■ **Requirement**: Count lines with the string "změna" in them. State the number alone.

[Chart and figure data]
******

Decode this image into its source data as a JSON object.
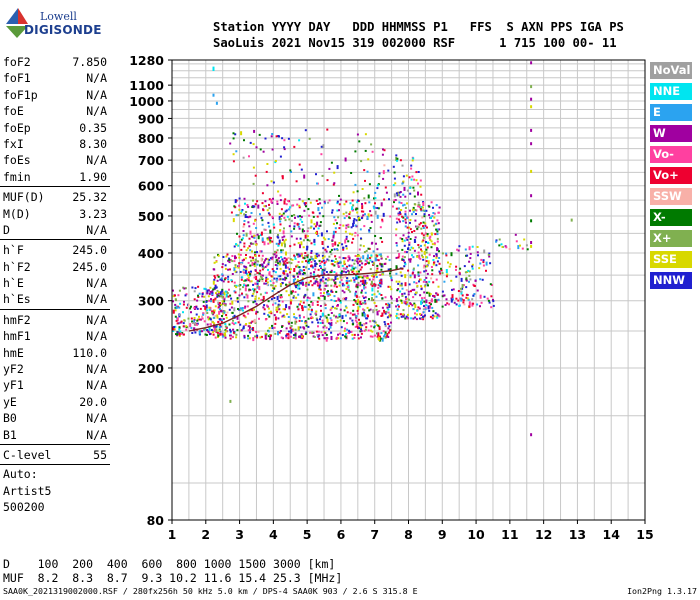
{
  "logo": {
    "line1": "Lowell",
    "line2": "DIGISONDE"
  },
  "header": {
    "line1": "Station YYYY DAY   DDD HHMMSS P1   FFS  S AXN PPS IGA PS",
    "line2": "SaoLuis 2021 Nov15 319 002000 RSF      1 715 100 00- 11"
  },
  "params": [
    {
      "label": "foF2",
      "value": "7.850"
    },
    {
      "label": "foF1",
      "value": "N/A"
    },
    {
      "label": "foF1p",
      "value": "N/A"
    },
    {
      "label": "foE",
      "value": "N/A"
    },
    {
      "label": "foEp",
      "value": "0.35"
    },
    {
      "label": "fxI",
      "value": "8.30"
    },
    {
      "label": "foEs",
      "value": "N/A"
    },
    {
      "label": "fmin",
      "value": "1.90"
    },
    {
      "sep": true
    },
    {
      "label": "MUF(D)",
      "value": "25.32"
    },
    {
      "label": "M(D)",
      "value": "3.23"
    },
    {
      "label": "D",
      "value": "N/A"
    },
    {
      "sep": true
    },
    {
      "label": "h`F",
      "value": "245.0"
    },
    {
      "label": "h`F2",
      "value": "245.0"
    },
    {
      "label": "h`E",
      "value": "N/A"
    },
    {
      "label": "h`Es",
      "value": "N/A"
    },
    {
      "sep": true
    },
    {
      "label": "hmF2",
      "value": "N/A"
    },
    {
      "label": "hmF1",
      "value": "N/A"
    },
    {
      "label": "hmE",
      "value": "110.0"
    },
    {
      "label": "yF2",
      "value": "N/A"
    },
    {
      "label": "yF1",
      "value": "N/A"
    },
    {
      "label": "yE",
      "value": "20.0"
    },
    {
      "label": "B0",
      "value": "N/A"
    },
    {
      "label": "B1",
      "value": "N/A"
    },
    {
      "sep": true
    },
    {
      "label": "C-level",
      "value": "55"
    },
    {
      "sep": true
    },
    {
      "text": "Auto:"
    },
    {
      "text": "Artist5"
    },
    {
      "text": "500200"
    }
  ],
  "legend": [
    {
      "label": "NoVal",
      "color": "#a0a0a0"
    },
    {
      "label": "NNE",
      "color": "#00e5f0"
    },
    {
      "label": "E",
      "color": "#2ba3f0"
    },
    {
      "label": "W",
      "color": "#a000a0"
    },
    {
      "label": "Vo-",
      "color": "#ff40a0"
    },
    {
      "label": "Vo+",
      "color": "#ee0030"
    },
    {
      "label": "SSW",
      "color": "#f8b0a8"
    },
    {
      "label": "X-",
      "color": "#007a00"
    },
    {
      "label": "X+",
      "color": "#80b050"
    },
    {
      "label": "SSE",
      "color": "#d8d800"
    },
    {
      "label": "NNW",
      "color": "#2020d0"
    }
  ],
  "chart_data": {
    "type": "scatter",
    "xlim": [
      1,
      15
    ],
    "ylim": [
      80,
      1280
    ],
    "y_scale": "log",
    "x_ticks": [
      "1",
      "2",
      "3",
      "4",
      "5",
      "6",
      "7",
      "8",
      "9",
      "10",
      "11",
      "12",
      "13",
      "14",
      "15"
    ],
    "y_ticks": [
      "80",
      "200",
      "300",
      "400",
      "500",
      "600",
      "700",
      "800",
      "900",
      "1000",
      "1100",
      "1280"
    ],
    "grid": true,
    "point_color_key": "legend",
    "clusters": [
      {
        "x0": 1.0,
        "x1": 2.6,
        "y0": 245,
        "y1": 330,
        "n": 260
      },
      {
        "x0": 2.2,
        "x1": 7.5,
        "y0": 240,
        "y1": 400,
        "n": 1100
      },
      {
        "x0": 2.8,
        "x1": 7.2,
        "y0": 330,
        "y1": 560,
        "n": 650
      },
      {
        "x0": 2.6,
        "x1": 7.6,
        "y0": 500,
        "y1": 850,
        "n": 170
      },
      {
        "x0": 7.6,
        "x1": 8.9,
        "y0": 270,
        "y1": 550,
        "n": 420
      },
      {
        "x0": 7.5,
        "x1": 8.4,
        "y0": 550,
        "y1": 730,
        "n": 50
      },
      {
        "x0": 8.9,
        "x1": 10.5,
        "y0": 290,
        "y1": 420,
        "n": 140
      },
      {
        "x0": 10.3,
        "x1": 11.5,
        "y0": 410,
        "y1": 450,
        "n": 18
      }
    ],
    "points": [
      {
        "x": 2.2,
        "y": 1220,
        "c": "#00e5f0"
      },
      {
        "x": 2.2,
        "y": 1230,
        "c": "#00e5f0"
      },
      {
        "x": 2.2,
        "y": 1045,
        "c": "#2ba3f0"
      },
      {
        "x": 2.3,
        "y": 995,
        "c": "#2ba3f0"
      },
      {
        "x": 11.6,
        "y": 1270,
        "c": "#a000a0"
      },
      {
        "x": 11.6,
        "y": 1100,
        "c": "#80b050"
      },
      {
        "x": 11.6,
        "y": 1020,
        "c": "#a000a0"
      },
      {
        "x": 11.6,
        "y": 975,
        "c": "#d8d800"
      },
      {
        "x": 11.6,
        "y": 845,
        "c": "#a000a0"
      },
      {
        "x": 11.6,
        "y": 780,
        "c": "#a000a0"
      },
      {
        "x": 11.6,
        "y": 660,
        "c": "#d8d800"
      },
      {
        "x": 11.6,
        "y": 570,
        "c": "#a000a0"
      },
      {
        "x": 11.6,
        "y": 490,
        "c": "#007a00"
      },
      {
        "x": 11.6,
        "y": 430,
        "c": "#a000a0"
      },
      {
        "x": 11.6,
        "y": 420,
        "c": "#d8d800"
      },
      {
        "x": 11.6,
        "y": 135,
        "c": "#a000a0"
      },
      {
        "x": 12.8,
        "y": 492,
        "c": "#80b050"
      },
      {
        "x": 2.7,
        "y": 165,
        "c": "#80b050"
      },
      {
        "x": 3.4,
        "y": 840,
        "c": "#a000a0"
      }
    ],
    "trace": [
      {
        "x": 1.5,
        "y": 250
      },
      {
        "x": 2.0,
        "y": 255
      },
      {
        "x": 2.5,
        "y": 262
      },
      {
        "x": 3.0,
        "y": 275
      },
      {
        "x": 3.5,
        "y": 290
      },
      {
        "x": 4.0,
        "y": 310
      },
      {
        "x": 4.5,
        "y": 330
      },
      {
        "x": 5.0,
        "y": 345
      },
      {
        "x": 5.5,
        "y": 350
      },
      {
        "x": 6.0,
        "y": 350
      },
      {
        "x": 6.5,
        "y": 352
      },
      {
        "x": 7.0,
        "y": 355
      },
      {
        "x": 7.5,
        "y": 360
      },
      {
        "x": 7.85,
        "y": 365
      }
    ]
  },
  "dmuf": {
    "d_line": "D    100  200  400  600  800 1000 1500 3000 [km]",
    "muf_line": "MUF  8.2  8.3  8.7  9.3 10.2 11.6 15.4 25.3 [MHz]"
  },
  "footer": {
    "left": "SAA0K_2021319002000.RSF / 280fx256h 50 kHz 5.0 km / DPS-4 SAA0K 903 / 2.6 S 315.8 E",
    "right": "Ion2Png 1.3.17"
  }
}
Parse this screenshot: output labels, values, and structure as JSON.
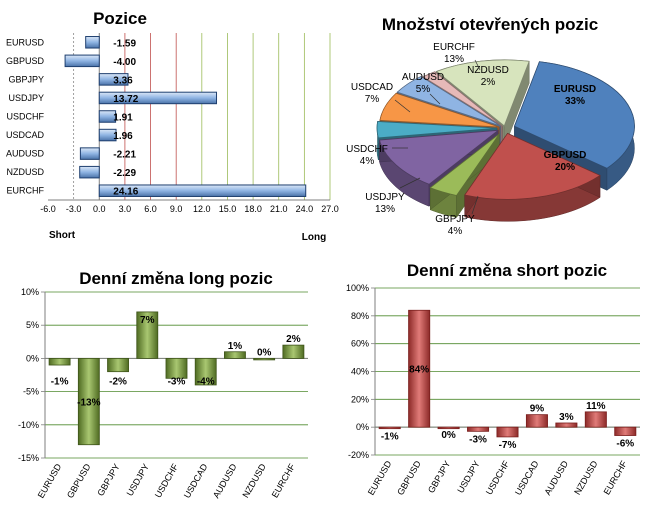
{
  "chart_data": [
    {
      "type": "bar",
      "orientation": "horizontal",
      "title": "Pozice",
      "categories": [
        "EURUSD",
        "GBPUSD",
        "GBPJPY",
        "USDJPY",
        "USDCHF",
        "USDCAD",
        "AUDUSD",
        "NZDUSD",
        "EURCHF"
      ],
      "values": [
        -1.59,
        -4.0,
        3.36,
        13.72,
        1.91,
        1.96,
        -2.21,
        -2.29,
        24.16
      ],
      "value_labels": [
        "-1.59",
        "-4.00",
        "3.36",
        "13.72",
        "1.91",
        "1.96",
        "-2.21",
        "-2.29",
        "24.16"
      ],
      "xlim": [
        -6.0,
        27.0
      ],
      "xticks": [
        "-6.0",
        "-3.0",
        "0.0",
        "3.0",
        "6.0",
        "9.0",
        "12.0",
        "15.0",
        "18.0",
        "21.0",
        "24.0",
        "27.0"
      ],
      "left_label": "Short",
      "right_label": "Long",
      "bar_color": "#8fb4e3",
      "bar_edge": "#1f3f6f",
      "grid_colors": [
        "#c0504d",
        "#c0504d",
        "#c0504d",
        "#9bbb59",
        "#9bbb59",
        "#9bbb59",
        "#9bbb59"
      ]
    },
    {
      "type": "pie",
      "title": "Množství otevřených pozic",
      "slices": [
        {
          "name": "EURUSD",
          "label": "33%",
          "value": 33,
          "color": "#4f81bd"
        },
        {
          "name": "GBPUSD",
          "label": "20%",
          "value": 20,
          "color": "#c0504d"
        },
        {
          "name": "GBPJPY",
          "label": "4%",
          "value": 4,
          "color": "#9bbb59"
        },
        {
          "name": "USDJPY",
          "label": "13%",
          "value": 13,
          "color": "#8064a2"
        },
        {
          "name": "USDCHF",
          "label": "4%",
          "value": 4,
          "color": "#4bacc6"
        },
        {
          "name": "USDCAD",
          "label": "7%",
          "value": 7,
          "color": "#f79646"
        },
        {
          "name": "AUDUSD",
          "label": "5%",
          "value": 5,
          "color": "#8fb4e3"
        },
        {
          "name": "NZDUSD",
          "label": "2%",
          "value": 2,
          "color": "#e6b9b8"
        },
        {
          "name": "EURCHF",
          "label": "13%",
          "value": 13,
          "color": "#d7e4bd"
        }
      ]
    },
    {
      "type": "bar",
      "title": "Denní změna long pozic",
      "categories": [
        "EURUSD",
        "GBPUSD",
        "GBPJPY",
        "USDJPY",
        "USDCHF",
        "USDCAD",
        "AUDUSD",
        "NZDUSD",
        "EURCHF"
      ],
      "values": [
        -1,
        -13,
        -2,
        7,
        -3,
        -4,
        1,
        0,
        2
      ],
      "value_labels": [
        "-1%",
        "-13%",
        "-2%",
        "7%",
        "-3%",
        "-4%",
        "1%",
        "0%",
        "2%"
      ],
      "ylim": [
        -15,
        10
      ],
      "yticks": [
        "10%",
        "5%",
        "0%",
        "-5%",
        "-10%",
        "-15%"
      ],
      "bar_color": "#77933c",
      "grid_color": "#4e8a2e"
    },
    {
      "type": "bar",
      "title": "Denní změna short pozic",
      "categories": [
        "EURUSD",
        "GBPUSD",
        "GBPJPY",
        "USDJPY",
        "USDCHF",
        "USDCAD",
        "AUDUSD",
        "NZDUSD",
        "EURCHF"
      ],
      "values": [
        -1,
        84,
        0,
        -3,
        -7,
        9,
        3,
        11,
        -6
      ],
      "value_labels": [
        "-1%",
        "84%",
        "0%",
        "-3%",
        "-7%",
        "9%",
        "3%",
        "11%",
        "-6%"
      ],
      "ylim": [
        -20,
        100
      ],
      "yticks": [
        "100%",
        "80%",
        "60%",
        "40%",
        "20%",
        "0%",
        "-20%"
      ],
      "bar_color": "#c0504d",
      "grid_color": "#4e8a2e"
    }
  ]
}
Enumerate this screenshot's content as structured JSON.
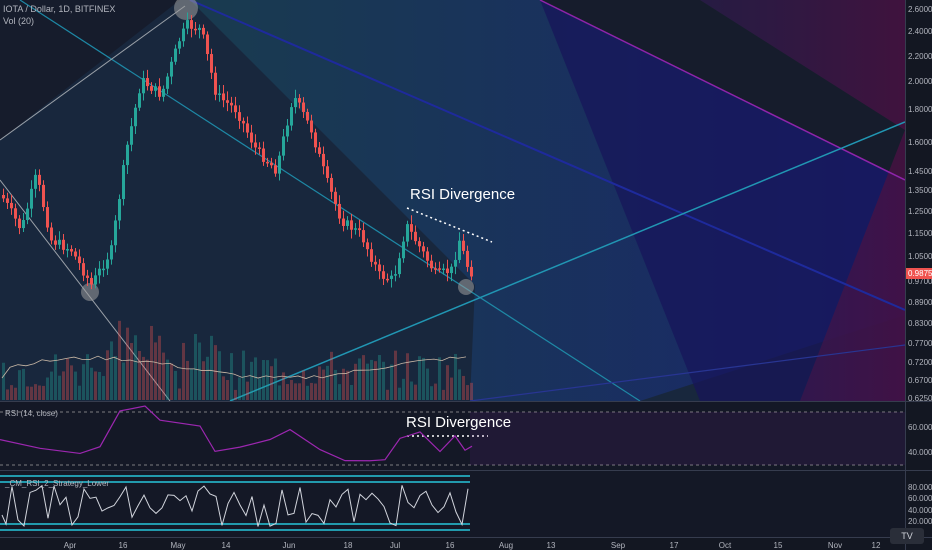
{
  "header": {
    "symbol": "IOTA / Dollar, 1D, BITFINEX",
    "volume": "Vol (20)"
  },
  "annotations": {
    "price_divergence": "RSI Divergence",
    "rsi_divergence": "RSI Divergence"
  },
  "panes": {
    "rsi": "RSI (14, close)",
    "strategy": "_CM_RSI_2_Strategy_Lower"
  },
  "price_axis": {
    "ticks": [
      "2.6000",
      "2.4000",
      "2.2000",
      "2.0000",
      "1.8000",
      "1.6000",
      "1.4500",
      "1.3500",
      "1.2500",
      "1.1500",
      "1.0500",
      "0.9700",
      "0.8900",
      "0.8300",
      "0.7700",
      "0.7200",
      "0.6700",
      "0.6250"
    ],
    "last_price": "0.9875"
  },
  "rsi_axis": {
    "ticks": [
      "60.0000",
      "40.0000"
    ]
  },
  "strategy_axis": {
    "ticks": [
      "80.0000",
      "60.0000",
      "40.0000",
      "20.0000"
    ]
  },
  "time_axis": {
    "ticks": [
      "Apr",
      "16",
      "May",
      "14",
      "Jun",
      "18",
      "Jul",
      "16",
      "Aug",
      "13",
      "Sep",
      "17",
      "Oct",
      "15",
      "Nov",
      "12"
    ]
  },
  "colors": {
    "background": "#131722",
    "up_candle": "#26a69a",
    "down_candle": "#ef5350",
    "rsi_line": "#9c27b0",
    "strategy_line": "#d1d4dc",
    "strategy_bands": "#26c6da",
    "channel_blue": "#1e2a9c",
    "channel_purple": "#8e24aa",
    "trendline": "#1e88a5",
    "last_price_badge": "#ef5350"
  },
  "logo": {
    "icon": "tradingview-logo"
  }
}
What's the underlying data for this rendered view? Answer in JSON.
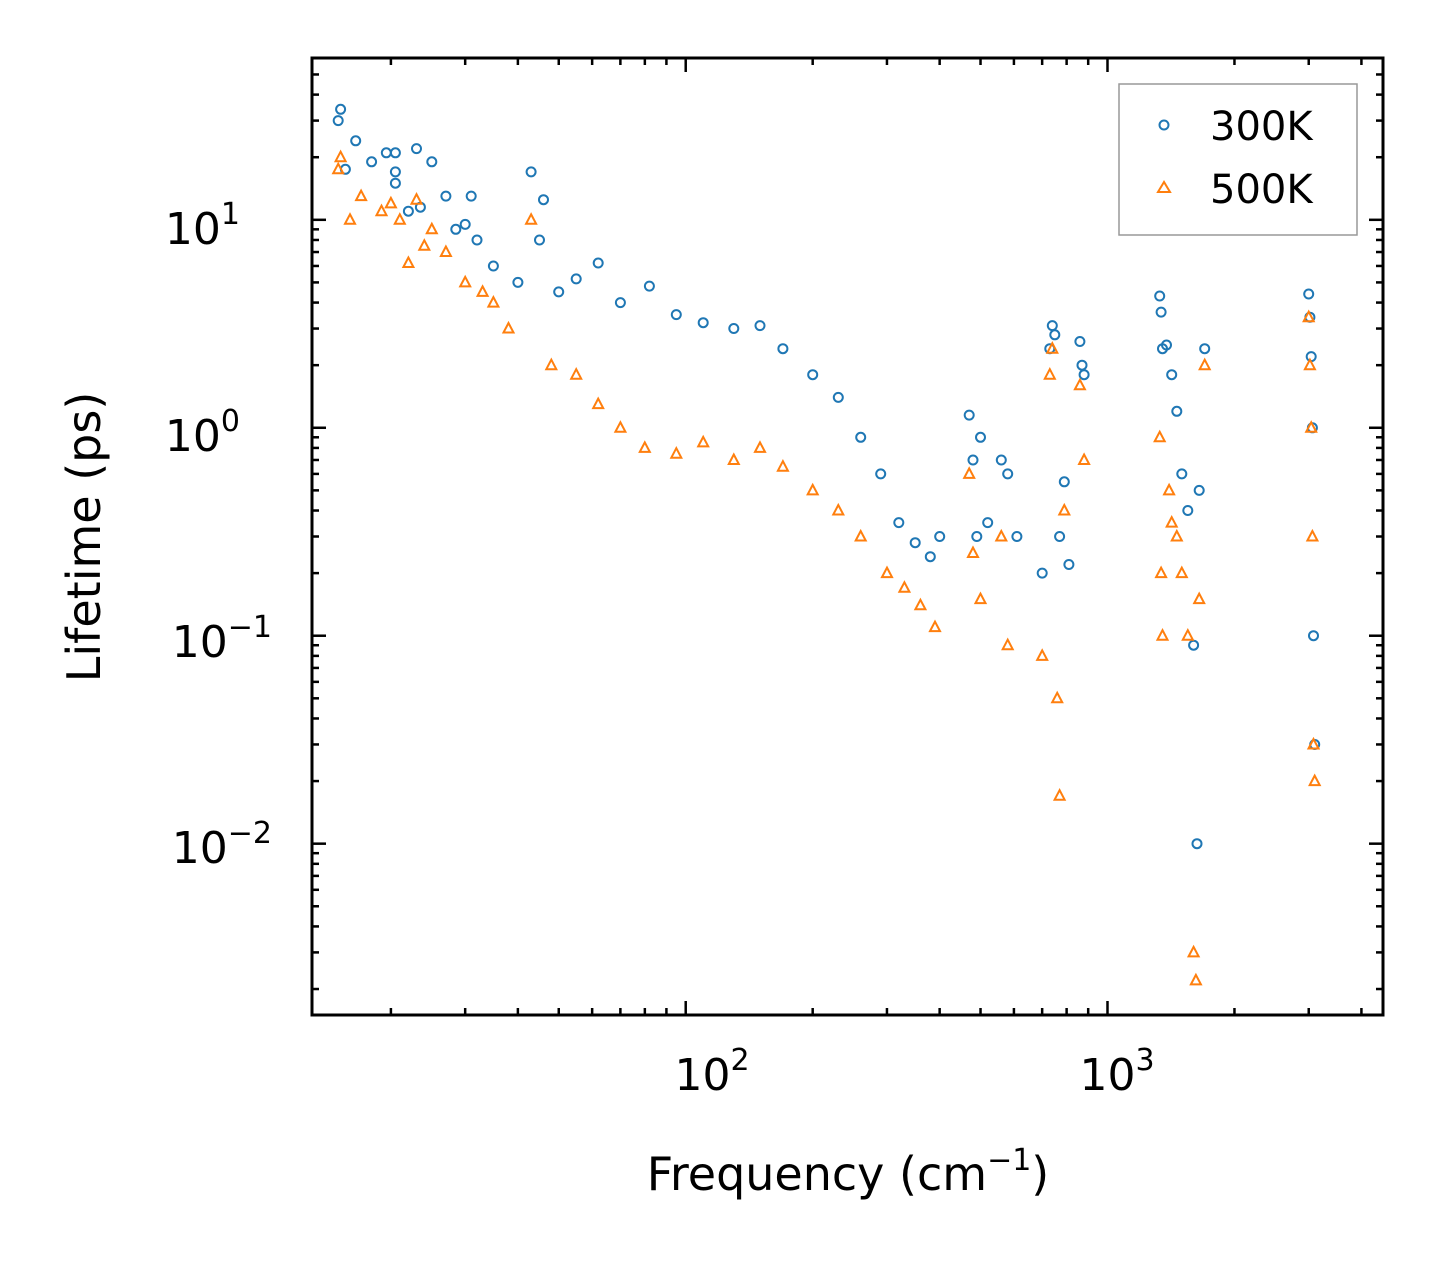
{
  "chart_data": {
    "type": "scatter",
    "title": "",
    "xlabel": "Frequency (cm",
    "xlabel_sup": "−1",
    "xlabel_suffix": ")",
    "ylabel": "Lifetime (ps)",
    "x_scale": "log",
    "y_scale": "log",
    "xlim": [
      13,
      4500
    ],
    "ylim": [
      0.0015,
      60
    ],
    "x_ticks": [
      {
        "value": 100,
        "base": "10",
        "exp": "2"
      },
      {
        "value": 1000,
        "base": "10",
        "exp": "3"
      }
    ],
    "y_ticks": [
      {
        "value": 10,
        "base": "10",
        "exp": "1"
      },
      {
        "value": 1,
        "base": "10",
        "exp": "0"
      },
      {
        "value": 0.1,
        "base": "10",
        "exp": "−1"
      },
      {
        "value": 0.01,
        "base": "10",
        "exp": "−2"
      }
    ],
    "grid": false,
    "legend_position": "top-right",
    "series": [
      {
        "name": "300K",
        "marker": "circle",
        "color": "#1f77b4",
        "points": [
          [
            15,
            30
          ],
          [
            15.2,
            34
          ],
          [
            15.6,
            17.5
          ],
          [
            16.5,
            24
          ],
          [
            18,
            19
          ],
          [
            19.5,
            21
          ],
          [
            20.5,
            21
          ],
          [
            20.5,
            15
          ],
          [
            20.5,
            17
          ],
          [
            22,
            11
          ],
          [
            23,
            22
          ],
          [
            23.5,
            11.5
          ],
          [
            25,
            19
          ],
          [
            27,
            13
          ],
          [
            28.5,
            9
          ],
          [
            30,
            9.5
          ],
          [
            31,
            13
          ],
          [
            32,
            8
          ],
          [
            35,
            6
          ],
          [
            40,
            5
          ],
          [
            43,
            17
          ],
          [
            45,
            8
          ],
          [
            46,
            12.5
          ],
          [
            50,
            4.5
          ],
          [
            55,
            5.2
          ],
          [
            62,
            6.2
          ],
          [
            70,
            4
          ],
          [
            82,
            4.8
          ],
          [
            95,
            3.5
          ],
          [
            110,
            3.2
          ],
          [
            130,
            3
          ],
          [
            150,
            3.1
          ],
          [
            170,
            2.4
          ],
          [
            200,
            1.8
          ],
          [
            230,
            1.4
          ],
          [
            260,
            0.9
          ],
          [
            290,
            0.6
          ],
          [
            320,
            0.35
          ],
          [
            350,
            0.28
          ],
          [
            380,
            0.24
          ],
          [
            400,
            0.3
          ],
          [
            470,
            1.15
          ],
          [
            480,
            0.7
          ],
          [
            490,
            0.3
          ],
          [
            500,
            0.9
          ],
          [
            520,
            0.35
          ],
          [
            560,
            0.7
          ],
          [
            580,
            0.6
          ],
          [
            610,
            0.3
          ],
          [
            700,
            0.2
          ],
          [
            730,
            2.4
          ],
          [
            740,
            3.1
          ],
          [
            750,
            2.8
          ],
          [
            770,
            0.3
          ],
          [
            790,
            0.55
          ],
          [
            810,
            0.22
          ],
          [
            860,
            2.6
          ],
          [
            870,
            2.0
          ],
          [
            880,
            1.8
          ],
          [
            1330,
            4.3
          ],
          [
            1340,
            3.6
          ],
          [
            1350,
            2.4
          ],
          [
            1380,
            2.5
          ],
          [
            1420,
            1.8
          ],
          [
            1460,
            1.2
          ],
          [
            1500,
            0.6
          ],
          [
            1550,
            0.4
          ],
          [
            1600,
            0.09
          ],
          [
            1630,
            0.01
          ],
          [
            1650,
            0.5
          ],
          [
            1700,
            2.4
          ],
          [
            3000,
            4.4
          ],
          [
            3020,
            3.4
          ],
          [
            3040,
            2.2
          ],
          [
            3060,
            1.0
          ],
          [
            3080,
            0.1
          ],
          [
            3100,
            0.03
          ]
        ]
      },
      {
        "name": "500K",
        "marker": "triangle",
        "color": "#ff7f0e",
        "points": [
          [
            15,
            17.5
          ],
          [
            15.2,
            20
          ],
          [
            16,
            10
          ],
          [
            17,
            13
          ],
          [
            19,
            11
          ],
          [
            20,
            12
          ],
          [
            21,
            10
          ],
          [
            22,
            6.2
          ],
          [
            23,
            12.5
          ],
          [
            24,
            7.5
          ],
          [
            25,
            9
          ],
          [
            27,
            7
          ],
          [
            30,
            5
          ],
          [
            33,
            4.5
          ],
          [
            35,
            4
          ],
          [
            38,
            3
          ],
          [
            43,
            10
          ],
          [
            48,
            2
          ],
          [
            55,
            1.8
          ],
          [
            62,
            1.3
          ],
          [
            70,
            1
          ],
          [
            80,
            0.8
          ],
          [
            95,
            0.75
          ],
          [
            110,
            0.85
          ],
          [
            130,
            0.7
          ],
          [
            150,
            0.8
          ],
          [
            170,
            0.65
          ],
          [
            200,
            0.5
          ],
          [
            230,
            0.4
          ],
          [
            260,
            0.3
          ],
          [
            300,
            0.2
          ],
          [
            330,
            0.17
          ],
          [
            360,
            0.14
          ],
          [
            390,
            0.11
          ],
          [
            470,
            0.6
          ],
          [
            480,
            0.25
          ],
          [
            500,
            0.15
          ],
          [
            560,
            0.3
          ],
          [
            580,
            0.09
          ],
          [
            700,
            0.08
          ],
          [
            730,
            1.8
          ],
          [
            740,
            2.4
          ],
          [
            760,
            0.05
          ],
          [
            770,
            0.017
          ],
          [
            790,
            0.4
          ],
          [
            860,
            1.6
          ],
          [
            880,
            0.7
          ],
          [
            1330,
            0.9
          ],
          [
            1340,
            0.2
          ],
          [
            1350,
            0.1
          ],
          [
            1400,
            0.5
          ],
          [
            1420,
            0.35
          ],
          [
            1460,
            0.3
          ],
          [
            1500,
            0.2
          ],
          [
            1550,
            0.1
          ],
          [
            1600,
            0.003
          ],
          [
            1620,
            0.0022
          ],
          [
            1650,
            0.15
          ],
          [
            1700,
            2.0
          ],
          [
            3000,
            3.4
          ],
          [
            3020,
            2.0
          ],
          [
            3040,
            1.0
          ],
          [
            3060,
            0.3
          ],
          [
            3080,
            0.03
          ],
          [
            3100,
            0.02
          ]
        ]
      }
    ]
  }
}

******

■ **Result of the exercise**: 2